#### Entries shown

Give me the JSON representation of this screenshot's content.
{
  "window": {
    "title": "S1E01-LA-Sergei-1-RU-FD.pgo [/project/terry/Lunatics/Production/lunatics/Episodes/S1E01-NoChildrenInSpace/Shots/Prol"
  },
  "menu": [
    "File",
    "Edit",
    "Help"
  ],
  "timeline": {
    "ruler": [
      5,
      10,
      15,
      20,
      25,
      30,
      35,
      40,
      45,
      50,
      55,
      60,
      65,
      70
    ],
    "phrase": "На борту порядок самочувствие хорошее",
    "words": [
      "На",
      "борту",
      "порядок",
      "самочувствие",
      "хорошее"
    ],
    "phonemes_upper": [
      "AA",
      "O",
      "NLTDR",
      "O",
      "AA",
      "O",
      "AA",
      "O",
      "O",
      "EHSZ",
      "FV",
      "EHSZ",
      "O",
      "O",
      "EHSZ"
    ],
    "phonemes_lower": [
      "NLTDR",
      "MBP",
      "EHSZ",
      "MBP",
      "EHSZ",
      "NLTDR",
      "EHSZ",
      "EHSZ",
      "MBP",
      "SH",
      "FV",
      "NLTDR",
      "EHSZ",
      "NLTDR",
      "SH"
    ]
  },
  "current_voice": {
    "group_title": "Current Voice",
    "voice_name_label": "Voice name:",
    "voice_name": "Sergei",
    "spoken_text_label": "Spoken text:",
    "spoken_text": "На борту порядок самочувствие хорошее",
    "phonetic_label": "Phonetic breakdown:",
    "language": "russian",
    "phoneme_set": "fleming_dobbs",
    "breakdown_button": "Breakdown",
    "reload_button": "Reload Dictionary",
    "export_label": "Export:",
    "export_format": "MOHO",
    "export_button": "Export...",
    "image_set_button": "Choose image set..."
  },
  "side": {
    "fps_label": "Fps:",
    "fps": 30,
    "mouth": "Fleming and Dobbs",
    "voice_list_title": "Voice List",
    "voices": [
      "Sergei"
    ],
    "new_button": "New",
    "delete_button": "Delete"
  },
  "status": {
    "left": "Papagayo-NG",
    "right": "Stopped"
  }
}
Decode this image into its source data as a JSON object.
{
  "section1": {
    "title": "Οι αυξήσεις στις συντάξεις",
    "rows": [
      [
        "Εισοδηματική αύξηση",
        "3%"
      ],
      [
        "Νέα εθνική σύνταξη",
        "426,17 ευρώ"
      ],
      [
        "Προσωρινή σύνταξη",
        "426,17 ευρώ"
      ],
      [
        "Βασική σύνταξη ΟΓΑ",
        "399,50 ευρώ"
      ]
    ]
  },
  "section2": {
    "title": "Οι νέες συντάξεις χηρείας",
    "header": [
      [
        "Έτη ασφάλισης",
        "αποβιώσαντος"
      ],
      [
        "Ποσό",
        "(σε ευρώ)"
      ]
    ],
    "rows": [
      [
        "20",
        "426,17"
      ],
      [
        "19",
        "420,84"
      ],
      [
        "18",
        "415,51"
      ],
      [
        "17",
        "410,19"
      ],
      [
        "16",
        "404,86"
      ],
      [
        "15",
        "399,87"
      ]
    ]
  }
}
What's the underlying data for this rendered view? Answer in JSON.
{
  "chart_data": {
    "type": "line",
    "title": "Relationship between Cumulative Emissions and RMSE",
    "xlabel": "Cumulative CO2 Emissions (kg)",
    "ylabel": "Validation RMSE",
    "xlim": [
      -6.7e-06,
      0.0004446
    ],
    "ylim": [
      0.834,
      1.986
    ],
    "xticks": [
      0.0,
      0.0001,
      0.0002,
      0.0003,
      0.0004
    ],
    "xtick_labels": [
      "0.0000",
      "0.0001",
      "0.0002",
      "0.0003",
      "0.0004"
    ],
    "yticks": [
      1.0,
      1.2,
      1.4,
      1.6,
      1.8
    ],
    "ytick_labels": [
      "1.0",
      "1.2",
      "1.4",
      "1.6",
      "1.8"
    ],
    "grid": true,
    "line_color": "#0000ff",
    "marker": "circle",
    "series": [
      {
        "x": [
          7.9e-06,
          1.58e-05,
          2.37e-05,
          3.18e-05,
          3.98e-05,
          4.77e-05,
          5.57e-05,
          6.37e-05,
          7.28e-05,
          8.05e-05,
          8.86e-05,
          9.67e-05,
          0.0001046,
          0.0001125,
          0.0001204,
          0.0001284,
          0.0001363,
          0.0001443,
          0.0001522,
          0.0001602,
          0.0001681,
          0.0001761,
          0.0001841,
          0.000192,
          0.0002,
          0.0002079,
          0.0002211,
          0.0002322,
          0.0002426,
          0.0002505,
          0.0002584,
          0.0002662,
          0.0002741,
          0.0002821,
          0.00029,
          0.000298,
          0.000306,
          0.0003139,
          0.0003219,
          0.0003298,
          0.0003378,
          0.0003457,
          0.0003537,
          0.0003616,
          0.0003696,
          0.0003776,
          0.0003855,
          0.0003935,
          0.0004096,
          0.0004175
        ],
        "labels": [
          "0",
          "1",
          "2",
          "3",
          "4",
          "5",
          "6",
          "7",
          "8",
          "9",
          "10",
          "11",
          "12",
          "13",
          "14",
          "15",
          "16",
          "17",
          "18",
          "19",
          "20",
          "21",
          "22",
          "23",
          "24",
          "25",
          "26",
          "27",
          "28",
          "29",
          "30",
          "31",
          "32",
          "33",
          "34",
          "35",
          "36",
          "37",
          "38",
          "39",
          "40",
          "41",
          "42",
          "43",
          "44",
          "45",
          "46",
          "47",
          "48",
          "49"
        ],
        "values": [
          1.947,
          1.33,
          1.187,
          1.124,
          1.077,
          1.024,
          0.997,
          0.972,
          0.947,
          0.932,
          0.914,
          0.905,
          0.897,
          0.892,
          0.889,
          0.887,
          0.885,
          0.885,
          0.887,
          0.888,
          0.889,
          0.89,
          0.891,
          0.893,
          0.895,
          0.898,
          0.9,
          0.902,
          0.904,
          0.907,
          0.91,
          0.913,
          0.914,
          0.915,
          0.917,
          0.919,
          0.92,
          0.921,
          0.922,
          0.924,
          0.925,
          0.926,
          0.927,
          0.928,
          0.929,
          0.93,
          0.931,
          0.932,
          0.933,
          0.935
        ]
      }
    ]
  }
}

########

**Your goal**
Across the material above, how many lines include the string "Emissions"? Only the number is wanted.

**Output of the exercise**
2